(Dataset rows)

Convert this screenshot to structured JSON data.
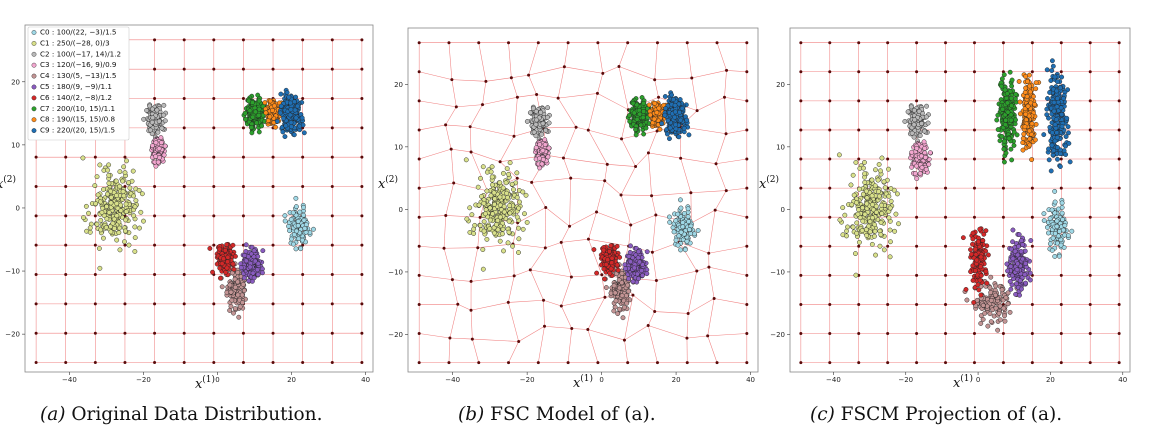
{
  "chart_data": [
    {
      "type": "scatter",
      "panel": "a",
      "title": "",
      "xlabel": "x(1)",
      "ylabel": "x(2)",
      "xlim": [
        -52,
        42
      ],
      "ylim": [
        -26,
        29
      ],
      "xticks": [
        -40,
        -20,
        0,
        20,
        40
      ],
      "yticks": [
        -20,
        -10,
        0,
        10,
        20
      ],
      "grid": "regular",
      "legend_position": "top-left",
      "clusters": [
        {
          "name": "C0",
          "label": "C0 : 100/(22, −3)/1.5",
          "n": 100,
          "center": [
            22,
            -3
          ],
          "std": 1.5,
          "color": "#9fd8e6"
        },
        {
          "name": "C1",
          "label": "C1 : 250/(−28, 0)/3",
          "n": 250,
          "center": [
            -28,
            0
          ],
          "std": 3,
          "color": "#d8e08a"
        },
        {
          "name": "C2",
          "label": "C2 : 100/(−17, 14)/1.2",
          "n": 100,
          "center": [
            -17,
            14
          ],
          "std": 1.2,
          "color": "#b9b9b9"
        },
        {
          "name": "C3",
          "label": "C3 : 120/(−16, 9)/0.9",
          "n": 120,
          "center": [
            -16,
            9
          ],
          "std": 0.9,
          "color": "#f2a6cf"
        },
        {
          "name": "C4",
          "label": "C4 : 130/(5, −13)/1.5",
          "n": 130,
          "center": [
            5,
            -13
          ],
          "std": 1.5,
          "color": "#c29494"
        },
        {
          "name": "C5",
          "label": "C5 : 180/(9, −9)/1.1",
          "n": 180,
          "center": [
            9,
            -9
          ],
          "std": 1.1,
          "color": "#8a5cc0"
        },
        {
          "name": "C6",
          "label": "C6 : 140/(2, −8)/1.2",
          "n": 140,
          "center": [
            2,
            -8
          ],
          "std": 1.2,
          "color": "#d42828"
        },
        {
          "name": "C7",
          "label": "C7 : 200/(10, 15)/1.1",
          "n": 200,
          "center": [
            10,
            15
          ],
          "std": 1.1,
          "color": "#2ca02c"
        },
        {
          "name": "C8",
          "label": "C8 : 190/(15, 15)/0.8",
          "n": 190,
          "center": [
            15,
            15
          ],
          "std": 0.8,
          "color": "#ff8c1a"
        },
        {
          "name": "C9",
          "label": "C9 : 220/(20, 15)/1.5",
          "n": 220,
          "center": [
            20,
            15
          ],
          "std": 1.5,
          "color": "#1f6fb4"
        }
      ]
    },
    {
      "type": "scatter",
      "panel": "b",
      "title": "",
      "xlabel": "x(1)",
      "ylabel": "x(2)",
      "xlim": [
        -52,
        42
      ],
      "ylim": [
        -26,
        29
      ],
      "xticks": [
        -40,
        -20,
        0,
        20,
        40
      ],
      "yticks": [
        -20,
        -10,
        0,
        10,
        20
      ],
      "grid": "warped",
      "clusters_same_as_panel": "a"
    },
    {
      "type": "scatter",
      "panel": "c",
      "title": "",
      "xlabel": "x(1)",
      "ylabel": "x(2)",
      "xlim": [
        -52,
        42
      ],
      "ylim": [
        -26,
        29
      ],
      "xticks": [
        -40,
        -20,
        0,
        20,
        40
      ],
      "yticks": [
        -20,
        -10,
        0,
        10,
        20
      ],
      "grid": "regular",
      "clusters_same_as_panel": "a"
    }
  ],
  "captions": [
    {
      "letter": "(a)",
      "text": " Original Data Distribution."
    },
    {
      "letter": "(b)",
      "text": " FSC Model of (a)."
    },
    {
      "letter": "(c)",
      "text": " FSCM Projection of (a)."
    }
  ],
  "colors": {
    "grid": "#f08080",
    "node": "#5a0a0a",
    "frame": "#888888"
  }
}
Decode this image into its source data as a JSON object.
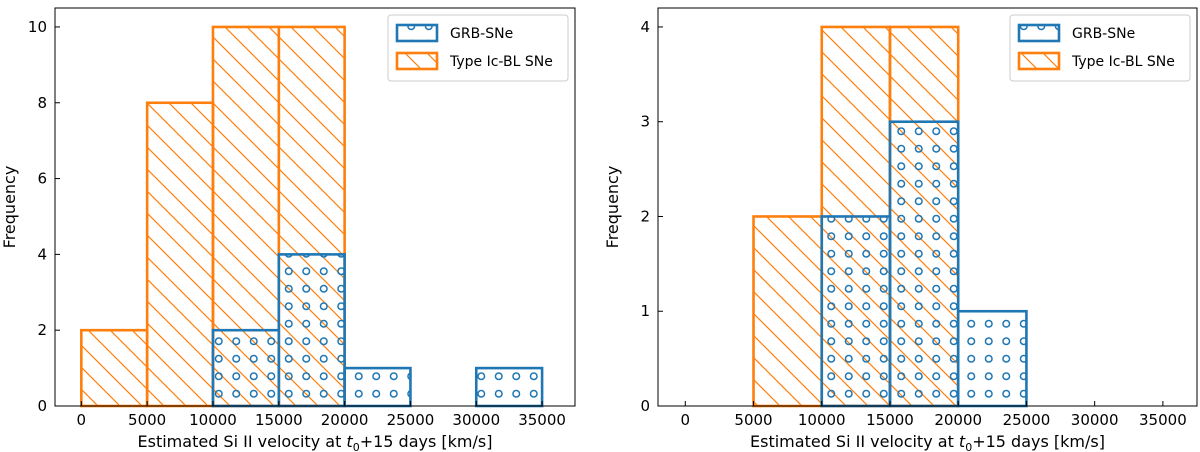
{
  "chart_data": [
    {
      "type": "bar",
      "subtype": "histogram",
      "xlabel_prefix": "Estimated Si II velocity at ",
      "xlabel_var": "t",
      "xlabel_sub": "0",
      "xlabel_suffix": "+15 days [km/s]",
      "ylabel": "Frequency",
      "xlim": [
        -2000,
        37500
      ],
      "ylim": [
        0,
        10.5
      ],
      "xticks": [
        0,
        5000,
        10000,
        15000,
        20000,
        25000,
        30000,
        35000
      ],
      "yticks": [
        0,
        2,
        4,
        6,
        8,
        10
      ],
      "bin_edges": [
        0,
        5000,
        10000,
        15000,
        20000,
        25000,
        30000,
        35000
      ],
      "series": [
        {
          "name": "Type Ic-BL SNe",
          "color": "#ff7f0e",
          "hatch": "diagonal",
          "values": [
            2,
            8,
            10,
            10,
            0,
            0,
            0
          ]
        },
        {
          "name": "GRB-SNe",
          "color": "#1f77b4",
          "hatch": "circles",
          "values": [
            0,
            0,
            2,
            4,
            1,
            0,
            1
          ]
        }
      ],
      "legend": {
        "position": "top-right",
        "entries": [
          "GRB-SNe",
          "Type Ic-BL SNe"
        ]
      }
    },
    {
      "type": "bar",
      "subtype": "histogram",
      "xlabel_prefix": "Estimated Si II velocity at ",
      "xlabel_var": "t",
      "xlabel_sub": "0",
      "xlabel_suffix": "+15 days [km/s]",
      "ylabel": "Frequency",
      "xlim": [
        -2000,
        37500
      ],
      "ylim": [
        0,
        4.2
      ],
      "xticks": [
        0,
        5000,
        10000,
        15000,
        20000,
        25000,
        30000,
        35000
      ],
      "yticks": [
        0,
        1,
        2,
        3,
        4
      ],
      "bin_edges": [
        5000,
        10000,
        15000,
        20000,
        25000
      ],
      "series": [
        {
          "name": "Type Ic-BL SNe",
          "color": "#ff7f0e",
          "hatch": "diagonal",
          "values": [
            2,
            4,
            4,
            0
          ]
        },
        {
          "name": "GRB-SNe",
          "color": "#1f77b4",
          "hatch": "circles",
          "values": [
            0,
            2,
            3,
            1
          ]
        }
      ],
      "legend": {
        "position": "top-right",
        "entries": [
          "GRB-SNe",
          "Type Ic-BL SNe"
        ]
      }
    }
  ]
}
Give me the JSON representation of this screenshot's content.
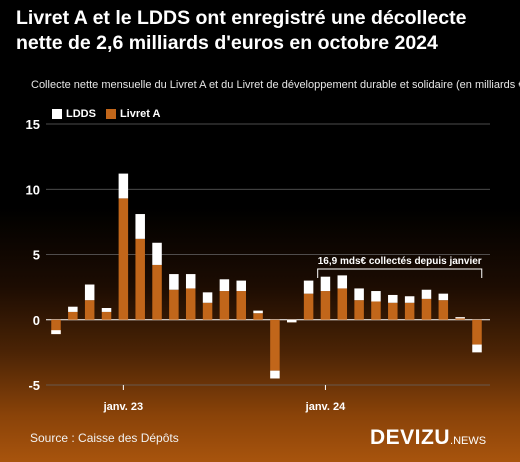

■ **Required work**
Leave images out of the retyped records; keep all else exact.

■ **Correct response**
Convert this screenshot to structured JSON data.
{
  "chart_data": [
    {
      "type": "scatter",
      "panel": "a",
      "title": "",
      "xlabel": "x(1)",
      "ylabel": "x(2)",
      "xlim": [
        -52,
        42
      ],
      "ylim": [
        -26,
        29
      ],
      "xticks": [
        -40,
        -20,
        0,
        20,
        40
      ],
      "yticks": [
        -20,
        -10,
        0,
        10,
        20
      ],
      "grid": "regular",
      "legend_position": "top-left",
      "clusters": [
        {
          "name": "C0",
          "label": "C0 : 100/(22, −3)/1.5",
          "n": 100,
          "center": [
            22,
            -3
          ],
          "std": 1.5,
          "color": "#9fd8e6"
        },
        {
          "name": "C1",
          "label": "C1 : 250/(−28, 0)/3",
          "n": 250,
          "center": [
            -28,
            0
          ],
          "std": 3,
          "color": "#d8e08a"
        },
        {
          "name": "C2",
          "label": "C2 : 100/(−17, 14)/1.2",
          "n": 100,
          "center": [
            -17,
            14
          ],
          "std": 1.2,
          "color": "#b9b9b9"
        },
        {
          "name": "C3",
          "label": "C3 : 120/(−16, 9)/0.9",
          "n": 120,
          "center": [
            -16,
            9
          ],
          "std": 0.9,
          "color": "#f2a6cf"
        },
        {
          "name": "C4",
          "label": "C4 : 130/(5, −13)/1.5",
          "n": 130,
          "center": [
            5,
            -13
          ],
          "std": 1.5,
          "color": "#c29494"
        },
        {
          "name": "C5",
          "label": "C5 : 180/(9, −9)/1.1",
          "n": 180,
          "center": [
            9,
            -9
          ],
          "std": 1.1,
          "color": "#8a5cc0"
        },
        {
          "name": "C6",
          "label": "C6 : 140/(2, −8)/1.2",
          "n": 140,
          "center": [
            2,
            -8
          ],
          "std": 1.2,
          "color": "#d42828"
        },
        {
          "name": "C7",
          "label": "C7 : 200/(10, 15)/1.1",
          "n": 200,
          "center": [
            10,
            15
          ],
          "std": 1.1,
          "color": "#2ca02c"
        },
        {
          "name": "C8",
          "label": "C8 : 190/(15, 15)/0.8",
          "n": 190,
          "center": [
            15,
            15
          ],
          "std": 0.8,
          "color": "#ff8c1a"
        },
        {
          "name": "C9",
          "label": "C9 : 220/(20, 15)/1.5",
          "n": 220,
          "center": [
            20,
            15
          ],
          "std": 1.5,
          "color": "#1f6fb4"
        }
      ]
    },
    {
      "type": "scatter",
      "panel": "b",
      "title": "",
      "xlabel": "x(1)",
      "ylabel": "x(2)",
      "xlim": [
        -52,
        42
      ],
      "ylim": [
        -26,
        29
      ],
      "xticks": [
        -40,
        -20,
        0,
        20,
        40
      ],
      "yticks": [
        -20,
        -10,
        0,
        10,
        20
      ],
      "grid": "warped",
      "clusters_same_as_panel": "a"
    },
    {
      "type": "scatter",
      "panel": "c",
      "title": "",
      "xlabel": "x(1)",
      "ylabel": "x(2)",
      "xlim": [
        -52,
        42
      ],
      "ylim": [
        -26,
        29
      ],
      "xticks": [
        -40,
        -20,
        0,
        20,
        40
      ],
      "yticks": [
        -20,
        -10,
        0,
        10,
        20
      ],
      "grid": "regular",
      "clusters_same_as_panel": "a"
    }
  ],
  "captions": [
    {
      "letter": "(a)",
      "text": " Original Data Distribution."
    },
    {
      "letter": "(b)",
      "text": " FSC Model of (a)."
    },
    {
      "letter": "(c)",
      "text": " FSCM Projection of (a)."
    }
  ],
  "colors": {
    "grid": "#f08080",
    "node": "#5a0a0a",
    "frame": "#888888"
  }
}
Decode this image into its source data as a JSON object.
{
  "chart_data": [
    {
      "type": "bar",
      "subtype": "histogram",
      "xlabel_prefix": "Estimated Si II velocity at ",
      "xlabel_var": "t",
      "xlabel_sub": "0",
      "xlabel_suffix": "+15 days [km/s]",
      "ylabel": "Frequency",
      "xlim": [
        -2000,
        37500
      ],
      "ylim": [
        0,
        10.5
      ],
      "xticks": [
        0,
        5000,
        10000,
        15000,
        20000,
        25000,
        30000,
        35000
      ],
      "yticks": [
        0,
        2,
        4,
        6,
        8,
        10
      ],
      "bin_edges": [
        0,
        5000,
        10000,
        15000,
        20000,
        25000,
        30000,
        35000
      ],
      "series": [
        {
          "name": "Type Ic-BL SNe",
          "color": "#ff7f0e",
          "hatch": "diagonal",
          "values": [
            2,
            8,
            10,
            10,
            0,
            0,
            0
          ]
        },
        {
          "name": "GRB-SNe",
          "color": "#1f77b4",
          "hatch": "circles",
          "values": [
            0,
            0,
            2,
            4,
            1,
            0,
            1
          ]
        }
      ],
      "legend": {
        "position": "top-right",
        "entries": [
          "GRB-SNe",
          "Type Ic-BL SNe"
        ]
      }
    },
    {
      "type": "bar",
      "subtype": "histogram",
      "xlabel_prefix": "Estimated Si II velocity at ",
      "xlabel_var": "t",
      "xlabel_sub": "0",
      "xlabel_suffix": "+15 days [km/s]",
      "ylabel": "Frequency",
      "xlim": [
        -2000,
        37500
      ],
      "ylim": [
        0,
        4.2
      ],
      "xticks": [
        0,
        5000,
        10000,
        15000,
        20000,
        25000,
        30000,
        35000
      ],
      "yticks": [
        0,
        1,
        2,
        3,
        4
      ],
      "bin_edges": [
        5000,
        10000,
        15000,
        20000,
        25000
      ],
      "series": [
        {
          "name": "Type Ic-BL SNe",
          "color": "#ff7f0e",
          "hatch": "diagonal",
          "values": [
            2,
            4,
            4,
            0
          ]
        },
        {
          "name": "GRB-SNe",
          "color": "#1f77b4",
          "hatch": "circles",
          "values": [
            0,
            2,
            3,
            1
          ]
        }
      ],
      "legend": {
        "position": "top-right",
        "entries": [
          "GRB-SNe",
          "Type Ic-BL SNe"
        ]
      }
    }
  ]
}
Give me the JSON representation of this screenshot's content.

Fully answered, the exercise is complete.